--- RECORDS PROVIDED Enclosed Below ---
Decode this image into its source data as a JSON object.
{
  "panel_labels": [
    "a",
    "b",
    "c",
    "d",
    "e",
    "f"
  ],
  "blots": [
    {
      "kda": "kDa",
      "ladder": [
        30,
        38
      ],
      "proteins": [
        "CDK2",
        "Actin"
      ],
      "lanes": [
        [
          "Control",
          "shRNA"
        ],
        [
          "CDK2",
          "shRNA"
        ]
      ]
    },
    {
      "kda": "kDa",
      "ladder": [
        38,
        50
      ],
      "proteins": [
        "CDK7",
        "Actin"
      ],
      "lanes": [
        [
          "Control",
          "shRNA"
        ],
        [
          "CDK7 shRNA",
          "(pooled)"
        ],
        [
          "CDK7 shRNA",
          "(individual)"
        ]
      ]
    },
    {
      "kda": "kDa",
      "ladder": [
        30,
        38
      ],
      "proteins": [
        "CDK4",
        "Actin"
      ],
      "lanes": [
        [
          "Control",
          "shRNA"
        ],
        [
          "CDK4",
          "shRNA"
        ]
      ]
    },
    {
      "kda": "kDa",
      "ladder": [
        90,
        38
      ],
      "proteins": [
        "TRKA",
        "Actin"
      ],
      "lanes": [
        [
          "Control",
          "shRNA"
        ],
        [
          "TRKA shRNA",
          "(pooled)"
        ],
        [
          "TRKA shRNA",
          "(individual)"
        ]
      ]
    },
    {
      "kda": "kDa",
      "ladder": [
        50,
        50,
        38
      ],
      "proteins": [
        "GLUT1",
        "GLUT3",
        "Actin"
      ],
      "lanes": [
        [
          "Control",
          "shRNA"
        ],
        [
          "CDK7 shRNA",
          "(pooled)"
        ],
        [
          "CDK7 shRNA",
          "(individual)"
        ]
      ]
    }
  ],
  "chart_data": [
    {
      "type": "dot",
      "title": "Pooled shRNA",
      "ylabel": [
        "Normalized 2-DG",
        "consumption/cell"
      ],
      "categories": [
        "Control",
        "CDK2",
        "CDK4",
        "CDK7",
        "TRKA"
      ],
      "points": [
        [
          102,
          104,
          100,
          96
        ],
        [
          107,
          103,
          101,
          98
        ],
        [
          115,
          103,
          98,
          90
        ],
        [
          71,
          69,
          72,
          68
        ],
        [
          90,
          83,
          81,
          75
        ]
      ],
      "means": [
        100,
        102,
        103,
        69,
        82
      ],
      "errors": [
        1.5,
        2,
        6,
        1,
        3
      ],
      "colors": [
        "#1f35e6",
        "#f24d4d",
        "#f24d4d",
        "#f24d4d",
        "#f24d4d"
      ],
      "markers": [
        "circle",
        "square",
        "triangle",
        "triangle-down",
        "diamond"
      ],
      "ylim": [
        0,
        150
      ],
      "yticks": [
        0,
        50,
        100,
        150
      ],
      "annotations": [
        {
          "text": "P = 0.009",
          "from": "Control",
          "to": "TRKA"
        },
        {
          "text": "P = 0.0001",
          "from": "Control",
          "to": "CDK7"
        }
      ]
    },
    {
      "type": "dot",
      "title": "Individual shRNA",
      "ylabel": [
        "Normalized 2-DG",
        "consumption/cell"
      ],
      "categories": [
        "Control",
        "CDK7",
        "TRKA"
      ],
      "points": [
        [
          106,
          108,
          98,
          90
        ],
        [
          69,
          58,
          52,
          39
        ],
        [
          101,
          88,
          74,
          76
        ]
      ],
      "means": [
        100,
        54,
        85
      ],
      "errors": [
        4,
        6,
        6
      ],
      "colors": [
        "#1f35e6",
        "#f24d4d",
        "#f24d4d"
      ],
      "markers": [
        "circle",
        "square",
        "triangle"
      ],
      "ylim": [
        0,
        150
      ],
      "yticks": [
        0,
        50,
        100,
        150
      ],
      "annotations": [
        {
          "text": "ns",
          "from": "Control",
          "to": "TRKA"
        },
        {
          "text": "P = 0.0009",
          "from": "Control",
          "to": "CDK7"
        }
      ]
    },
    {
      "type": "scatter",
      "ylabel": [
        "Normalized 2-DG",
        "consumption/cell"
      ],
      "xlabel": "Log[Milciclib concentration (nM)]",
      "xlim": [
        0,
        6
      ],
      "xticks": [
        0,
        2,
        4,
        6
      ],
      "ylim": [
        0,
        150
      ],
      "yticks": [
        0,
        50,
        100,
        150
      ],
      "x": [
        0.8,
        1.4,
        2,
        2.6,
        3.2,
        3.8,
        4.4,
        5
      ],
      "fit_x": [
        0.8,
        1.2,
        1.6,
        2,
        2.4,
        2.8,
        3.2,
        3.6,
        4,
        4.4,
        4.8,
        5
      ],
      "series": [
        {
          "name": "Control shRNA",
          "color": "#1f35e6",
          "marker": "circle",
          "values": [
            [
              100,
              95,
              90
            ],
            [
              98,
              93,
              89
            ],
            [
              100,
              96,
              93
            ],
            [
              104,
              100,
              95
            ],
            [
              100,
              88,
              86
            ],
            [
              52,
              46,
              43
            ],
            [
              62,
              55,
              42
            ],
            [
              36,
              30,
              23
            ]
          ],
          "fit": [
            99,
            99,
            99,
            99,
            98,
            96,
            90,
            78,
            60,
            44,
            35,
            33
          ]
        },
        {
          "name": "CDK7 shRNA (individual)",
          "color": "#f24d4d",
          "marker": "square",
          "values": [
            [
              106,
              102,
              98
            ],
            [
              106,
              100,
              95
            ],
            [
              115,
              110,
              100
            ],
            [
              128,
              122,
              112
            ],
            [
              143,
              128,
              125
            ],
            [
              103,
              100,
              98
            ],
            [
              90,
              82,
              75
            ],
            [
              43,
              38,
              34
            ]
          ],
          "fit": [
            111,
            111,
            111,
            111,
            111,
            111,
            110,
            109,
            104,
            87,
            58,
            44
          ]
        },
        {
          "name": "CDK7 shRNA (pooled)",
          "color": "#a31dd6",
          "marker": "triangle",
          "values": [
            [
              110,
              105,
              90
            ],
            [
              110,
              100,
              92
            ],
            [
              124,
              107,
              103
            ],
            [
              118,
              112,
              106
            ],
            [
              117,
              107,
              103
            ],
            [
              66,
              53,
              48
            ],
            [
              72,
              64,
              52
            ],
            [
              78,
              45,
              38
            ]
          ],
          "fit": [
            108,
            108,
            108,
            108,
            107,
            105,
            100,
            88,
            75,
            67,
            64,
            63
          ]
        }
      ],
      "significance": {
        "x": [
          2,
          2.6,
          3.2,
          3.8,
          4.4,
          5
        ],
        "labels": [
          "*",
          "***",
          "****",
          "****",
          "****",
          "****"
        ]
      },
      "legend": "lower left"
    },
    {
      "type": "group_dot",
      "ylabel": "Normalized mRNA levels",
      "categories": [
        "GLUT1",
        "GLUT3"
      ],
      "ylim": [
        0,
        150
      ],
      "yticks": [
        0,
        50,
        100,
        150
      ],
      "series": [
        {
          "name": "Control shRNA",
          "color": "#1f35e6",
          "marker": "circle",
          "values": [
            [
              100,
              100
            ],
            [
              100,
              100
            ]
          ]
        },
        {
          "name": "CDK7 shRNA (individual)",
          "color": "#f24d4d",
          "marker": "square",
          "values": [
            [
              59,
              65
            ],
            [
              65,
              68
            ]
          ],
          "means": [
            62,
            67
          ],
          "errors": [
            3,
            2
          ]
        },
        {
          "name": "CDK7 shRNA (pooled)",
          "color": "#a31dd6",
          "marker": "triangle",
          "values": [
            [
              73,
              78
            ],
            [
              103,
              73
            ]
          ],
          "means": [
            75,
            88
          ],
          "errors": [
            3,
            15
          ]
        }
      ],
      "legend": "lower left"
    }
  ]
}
--- End of Enclosed RECORDS PROVIDED ---
*EXERCISE DETAILS*
Across all the records, find the lines containing the word "type" and reproduce each one.

*SOLVED PROBLEM*
      "type": "dot",
      "type": "dot",
      "type": "scatter",
      "type": "group_dot",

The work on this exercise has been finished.